◆ **Your goal**:
Give every line again exactly as it appears, please, but not the pictures.

◆ **Dataset excerpts**:
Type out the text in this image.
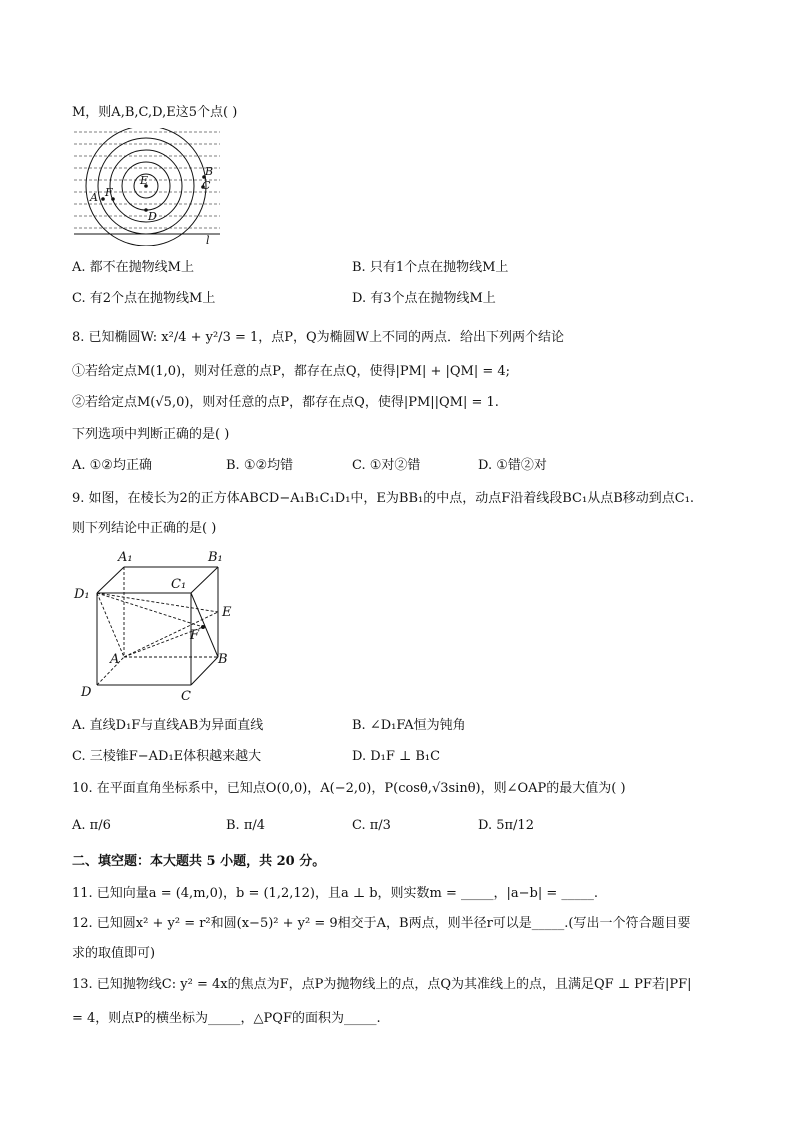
M，则A,B,C,D,E这5个点( )
E
B
C
A F
D
l
A. 都不在抛物线M上	B. 只有1个点在抛物线M上
C. 有2个点在抛物线M上	D. 有3个点在抛物线M上
8. 已知椭圆W: x²/4 + y²/3 = 1，点P，Q为椭圆W上不同的两点．给出下列两个结论
①若给定点M(1,0)，则对任意的点P，都存在点Q，使得|PM| + |QM| = 4;
②若给定点M(√5,0)，则对任意的点P，都存在点Q，使得|PM||QM| = 1.
下列选项中判断正确的是( )
A. ①②均正确	B. ①②均错	C. ①对②错	D. ①错②对
9. 如图，在棱长为2的正方体ABCD−A₁B₁C₁D₁中，E为BB₁的中点，动点F沿着线段BC₁从点B移动到点C₁.
则下列结论中正确的是( )
A₁	B₁
C₁
D₁
E
F
A	B
C
D
A. 直线D₁F与直线AB为异面直线	B. ∠D₁FA恒为钝角
C. 三棱锥F−AD₁E体积越来越大	D. D₁F ⊥ B₁C
10. 在平面直角坐标系中，已知点O(0,0)，A(−2,0)，P(cosθ,√3sinθ)，则∠OAP的最大值为( )
A. π/6	B. π/4	C. π/3	D. 5π/12
二、填空题：本大题共 5 小题，共 20 分。
11. 已知向量a = (4,m,0)，b = (1,2,12)，且a ⊥ b，则实数m = _____，|a−b| = _____.
12. 已知圆x² + y² = r²和圆(x−5)² + y² = 9相交于A，B两点，则半径r可以是_____.(写出一个符合题目要
求的取值即可)
13. 已知抛物线C: y² = 4x的焦点为F，点P为抛物线上的点，点Q为其准线上的点，且满足QF ⊥ PF若|PF|
= 4，则点P的横坐标为_____，△PQF的面积为_____.
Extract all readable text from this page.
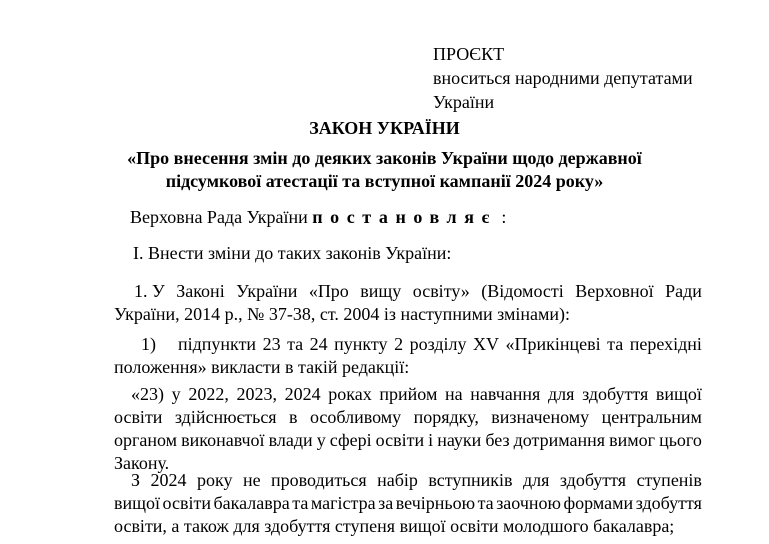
ПРОЄКТ
вноситься народними депутатами
України
ЗАКОН УКРАЇНИ
«Про внесення змін до деяких законів України щодо державної
підсумкової атестації та вступної кампанії 2024 року»
Верховна Рада України постановляє :
I. Внести зміни до таких законів України:
1. У Законі України «Про вищу освіту» (Відомості Верховної Ради
України, 2014 р., № 37-38, ст. 2004 із наступними змінами):
1) підпункти 23 та 24 пункту 2 розділу XV «Прикінцеві та перехідні
положення» викласти в такій редакції:
«23) у 2022, 2023, 2024 роках прийом на навчання для здобуття вищої
освіти здійснюється в особливому порядку, визначеному центральним
органом виконавчої влади у сфері освіти і науки без дотримання вимог цього
Закону.
З 2024 року не проводиться набір вступників для здобуття ступенів
вищої освіти бакалавра та магістра за вечірньою та заочною формами здобуття
освіти, а також для здобуття ступеня вищої освіти молодшого бакалавра;
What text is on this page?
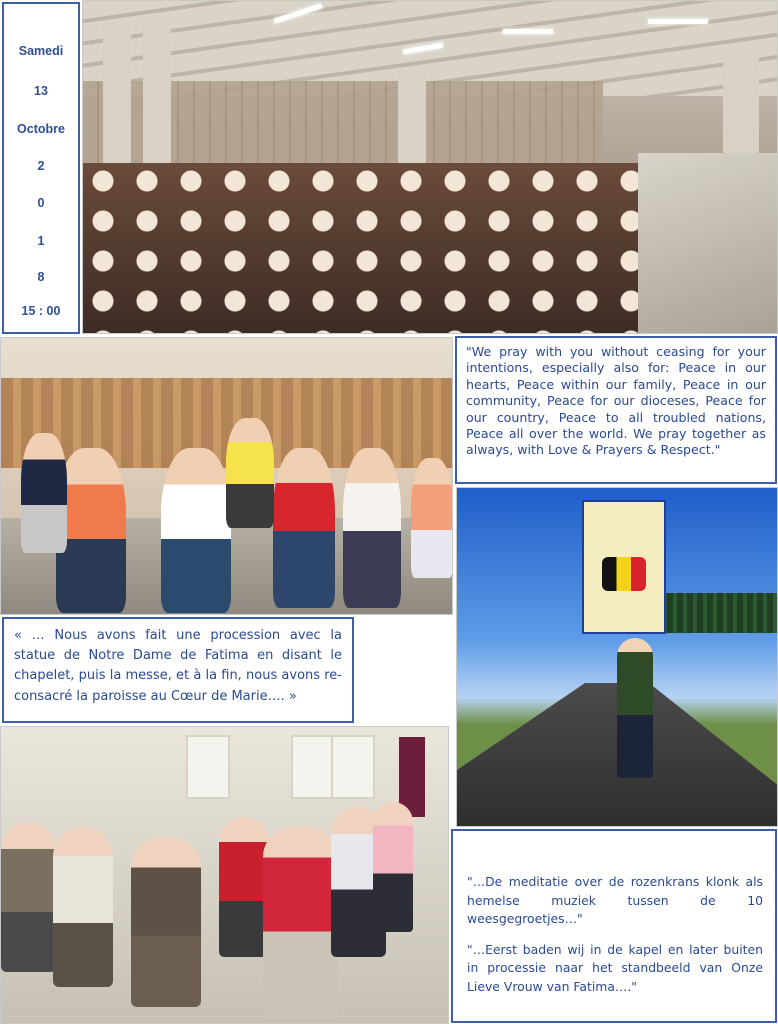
Samedi
13
Octobre
2
0
1
8
15 : 00

"We pray with you without ceasing for your intentions, especially also for: Peace in our hearts, Peace within our family, Peace in our community, Peace for our dioceses, Peace for our country, Peace to all troubled nations, Peace all over the world. We pray together as always, with Love & Prayers & Respect."

« … Nous avons fait une procession avec la statue de Notre Dame de Fatima en disant le chapelet, puis la messe, et à la fin, nous avons re-consacré la paroisse au Cœur de Marie…. »

"…De meditatie over de rozenkrans klonk als hemelse muziek tussen de 10 weesgegroetjes…"

"…Eerst baden wij in de kapel en later buiten in processie naar het standbeeld van Onze Lieve Vrouw van Fatima…."
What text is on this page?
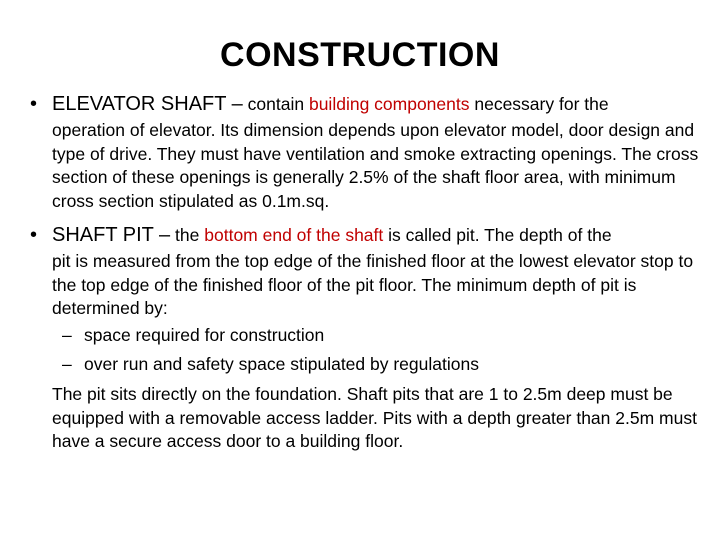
CONSTRUCTION
• ELEVATOR SHAFT – contain building components necessary for the
operation of elevator. Its dimension depends upon elevator model, door design and type of drive. They must have ventilation and smoke extracting openings. The cross section of these openings is generally 2.5% of the shaft floor area, with minimum cross section stipulated as 0.1m.sq.
• SHAFT PIT – the bottom end of the shaft is called pit. The depth of the
pit is measured from the top edge of the finished floor at the lowest elevator stop to the top edge of the finished floor of the pit floor. The minimum depth of pit is determined by:
– space required for construction
– over run and safety space stipulated by regulations
The pit sits directly on the foundation. Shaft pits that are 1 to 2.5m deep must be equipped with a removable access ladder. Pits with a depth greater than 2.5m must have a secure access door to a building floor.
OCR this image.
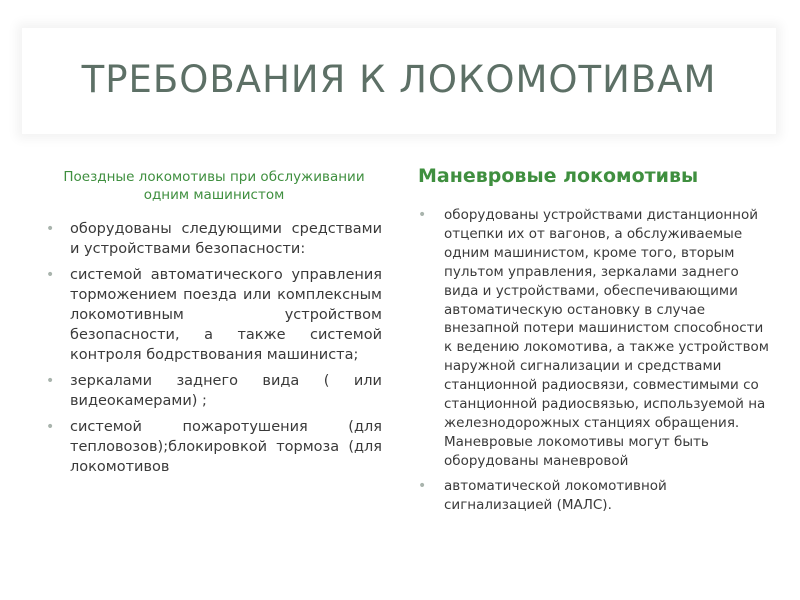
ТРЕБОВАНИЯ К ЛОКОМОТИВАМ
Поездные локомотивы при обслуживании одним машинистом
• оборудованы следующими средствами и устройствами безопасности:
• системой автоматического управления торможением поезда или комплексным локомотивным устройством безопасности, а также системой контроля бодрствования машиниста;
• зеркалами заднего вида ( или видеокамерами) ;
• системой пожаротушения (для тепловозов);блокировкой тормоза (для локомотивов
Маневровые локомотивы
• оборудованы устройствами дистанционной отцепки их от вагонов, а обслуживаемые одним машинистом, кроме того, вторым пультом управления, зеркалами заднего вида и устройствами, обеспечивающими автоматическую остановку в случае внезапной потери машинистом способности к ведению локомотива, а также устройством наружной сигнализации и средствами станционной радиосвязи, совместимыми со станционной радиосвязью, используемой на железнодорожных станциях обращения. Маневровые локомотивы могут быть оборудованы маневровой
• автоматической локомотивной сигнализацией (МАЛС).
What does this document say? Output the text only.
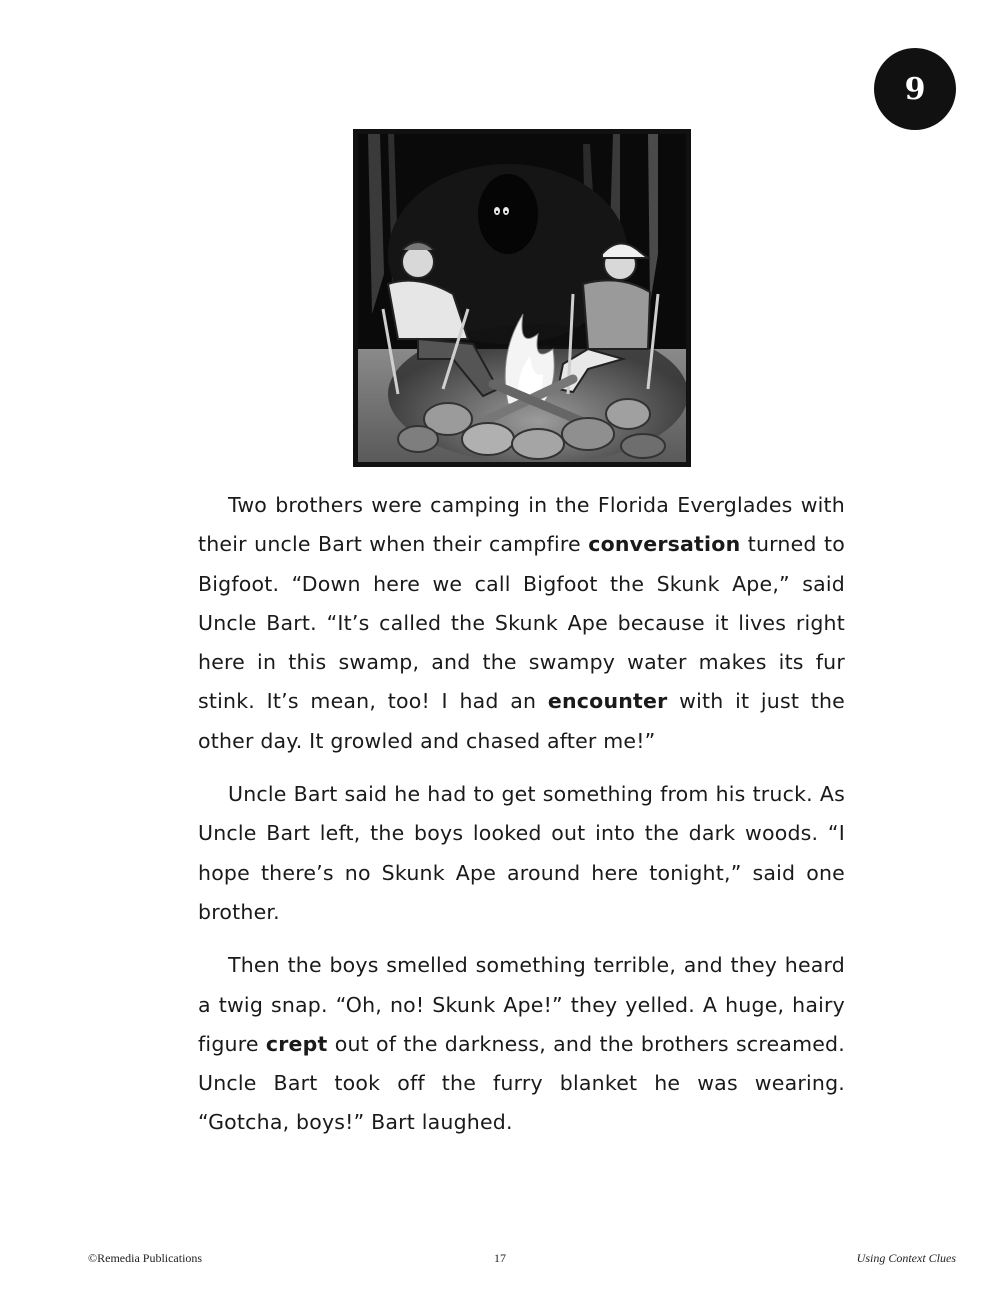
9

Two brothers were camping in the Florida Everglades with their uncle Bart when their campfire conversation turned to Bigfoot. “Down here we call Bigfoot the Skunk Ape,” said Uncle Bart. “It’s called the Skunk Ape because it lives right here in this swamp, and the swampy water makes its fur stink. It’s mean, too! I had an encounter with it just the other day. It growled and chased after me!”

Uncle Bart said he had to get something from his truck. As Uncle Bart left, the boys looked out into the dark woods. “I hope there’s no Skunk Ape around here tonight,” said one brother.

Then the boys smelled something terrible, and they heard a twig snap. “Oh, no! Skunk Ape!” they yelled. A huge, hairy figure crept out of the darkness, and the brothers screamed. Uncle Bart took off the furry blanket he was wearing. “Gotcha, boys!” Bart laughed.

©Remedia Publications	17	Using Context Clues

◆ **Solution**:
Type out the text in this image.
M，则A,B,C,D,E这5个点( )
E
B
C
A F
D
l
A. 都不在抛物线M上	B. 只有1个点在抛物线M上
C. 有2个点在抛物线M上	D. 有3个点在抛物线M上
8. 已知椭圆W: x²/4 + y²/3 = 1，点P，Q为椭圆W上不同的两点．给出下列两个结论
①若给定点M(1,0)，则对任意的点P，都存在点Q，使得|PM| + |QM| = 4;
②若给定点M(√5,0)，则对任意的点P，都存在点Q，使得|PM||QM| = 1.
下列选项中判断正确的是( )
A. ①②均正确	B. ①②均错	C. ①对②错	D. ①错②对
9. 如图，在棱长为2的正方体ABCD−A₁B₁C₁D₁中，E为BB₁的中点，动点F沿着线段BC₁从点B移动到点C₁.
则下列结论中正确的是( )
A₁	B₁
C₁
D₁
E
F
A	B
C
D
A. 直线D₁F与直线AB为异面直线	B. ∠D₁FA恒为钝角
C. 三棱锥F−AD₁E体积越来越大	D. D₁F ⊥ B₁C
10. 在平面直角坐标系中，已知点O(0,0)，A(−2,0)，P(cosθ,√3sinθ)，则∠OAP的最大值为( )
A. π/6	B. π/4	C. π/3	D. 5π/12
二、填空题：本大题共 5 小题，共 20 分。
11. 已知向量a = (4,m,0)，b = (1,2,12)，且a ⊥ b，则实数m = _____，|a−b| = _____.
12. 已知圆x² + y² = r²和圆(x−5)² + y² = 9相交于A，B两点，则半径r可以是_____.(写出一个符合题目要
求的取值即可)
13. 已知抛物线C: y² = 4x的焦点为F，点P为抛物线上的点，点Q为其准线上的点，且满足QF ⊥ PF若|PF|
= 4，则点P的横坐标为_____，△PQF的面积为_____.
Extract all readable text from this page.
ПРОЄКТ
вноситься народними депутатами
України
ЗАКОН УКРАЇНИ
«Про внесення змін до деяких законів України щодо державної
підсумкової атестації та вступної кампанії 2024 року»
Верховна Рада України постановляє :
I. Внести зміни до таких законів України:
1. У Законі України «Про вищу освіту» (Відомості Верховної Ради
України, 2014 р., № 37-38, ст. 2004 із наступними змінами):
1) підпункти 23 та 24 пункту 2 розділу XV «Прикінцеві та перехідні
положення» викласти в такій редакції:
«23) у 2022, 2023, 2024 роках прийом на навчання для здобуття вищої
освіти здійснюється в особливому порядку, визначеному центральним
органом виконавчої влади у сфері освіти і науки без дотримання вимог цього
Закону.
З 2024 року не проводиться набір вступників для здобуття ступенів
вищої освіти бакалавра та магістра за вечірньою та заочною формами здобуття
освіти, а також для здобуття ступеня вищої освіти молодшого бакалавра;
What text is on this page?
Samedi
13
Octobre
2
0
1
8
15 : 00

"We pray with you without ceasing for your intentions, especially also for: Peace in our hearts, Peace within our family, Peace in our community, Peace for our dioceses, Peace for our country, Peace to all troubled nations, Peace all over the world. We pray together as always, with Love & Prayers & Respect."

« … Nous avons fait une procession avec la statue de Notre Dame de Fatima en disant le chapelet, puis la messe, et à la fin, nous avons re-consacré la paroisse au Cœur de Marie…. »

"…De meditatie over de rozenkrans klonk als hemelse muziek tussen de 10 weesgegroetjes…"

"…Eerst baden wij in de kapel en later buiten in processie naar het standbeeld van Onze Lieve Vrouw van Fatima…."
What text is on this page?
CONSTRUCTION
• ELEVATOR SHAFT – contain building components necessary for the
operation of elevator. Its dimension depends upon elevator model, door design and type of drive. They must have ventilation and smoke extracting openings. The cross section of these openings is generally 2.5% of the shaft floor area, with minimum cross section stipulated as 0.1m.sq.
• SHAFT PIT – the bottom end of the shaft is called pit. The depth of the
pit is measured from the top edge of the finished floor at the lowest elevator stop to the top edge of the finished floor of the pit floor. The minimum depth of pit is determined by:
– space required for construction
– over run and safety space stipulated by regulations
The pit sits directly on the foundation. Shaft pits that are 1 to 2.5m deep must be equipped with a removable access ladder. Pits with a depth greater than 2.5m must have a secure access door to a building floor.
OCR this image.
ТРЕБОВАНИЯ К ЛОКОМОТИВАМ
Поездные локомотивы при обслуживании одним машинистом
• оборудованы следующими средствами и устройствами безопасности:
• системой автоматического управления торможением поезда или комплексным локомотивным устройством безопасности, а также системой контроля бодрствования машиниста;
• зеркалами заднего вида ( или видеокамерами) ;
• системой пожаротушения (для тепловозов);блокировкой тормоза (для локомотивов
Маневровые локомотивы
• оборудованы устройствами дистанционной отцепки их от вагонов, а обслуживаемые одним машинистом, кроме того, вторым пультом управления, зеркалами заднего вида и устройствами, обеспечивающими автоматическую остановку в случае внезапной потери машинистом способности к ведению локомотива, а также устройством наружной сигнализации и средствами станционной радиосвязи, совместимыми со станционной радиосвязью, используемой на железнодорожных станциях обращения. Маневровые локомотивы могут быть оборудованы маневровой
• автоматической локомотивной сигнализацией (МАЛС).
What does this document say? Output the text only.
9

Two brothers were camping in the Florida Everglades with their uncle Bart when their campfire conversation turned to Bigfoot. “Down here we call Bigfoot the Skunk Ape,” said Uncle Bart. “It’s called the Skunk Ape because it lives right here in this swamp, and the swampy water makes its fur stink. It’s mean, too! I had an encounter with it just the other day. It growled and chased after me!”

Uncle Bart said he had to get something from his truck. As Uncle Bart left, the boys looked out into the dark woods. “I hope there’s no Skunk Ape around here tonight,” said one brother.

Then the boys smelled something terrible, and they heard a twig snap. “Oh, no! Skunk Ape!” they yelled. A huge, hairy figure crept out of the darkness, and the brothers screamed. Uncle Bart took off the furry blanket he was wearing. “Gotcha, boys!” Bart laughed.

©Remedia Publications	17	Using Context Clues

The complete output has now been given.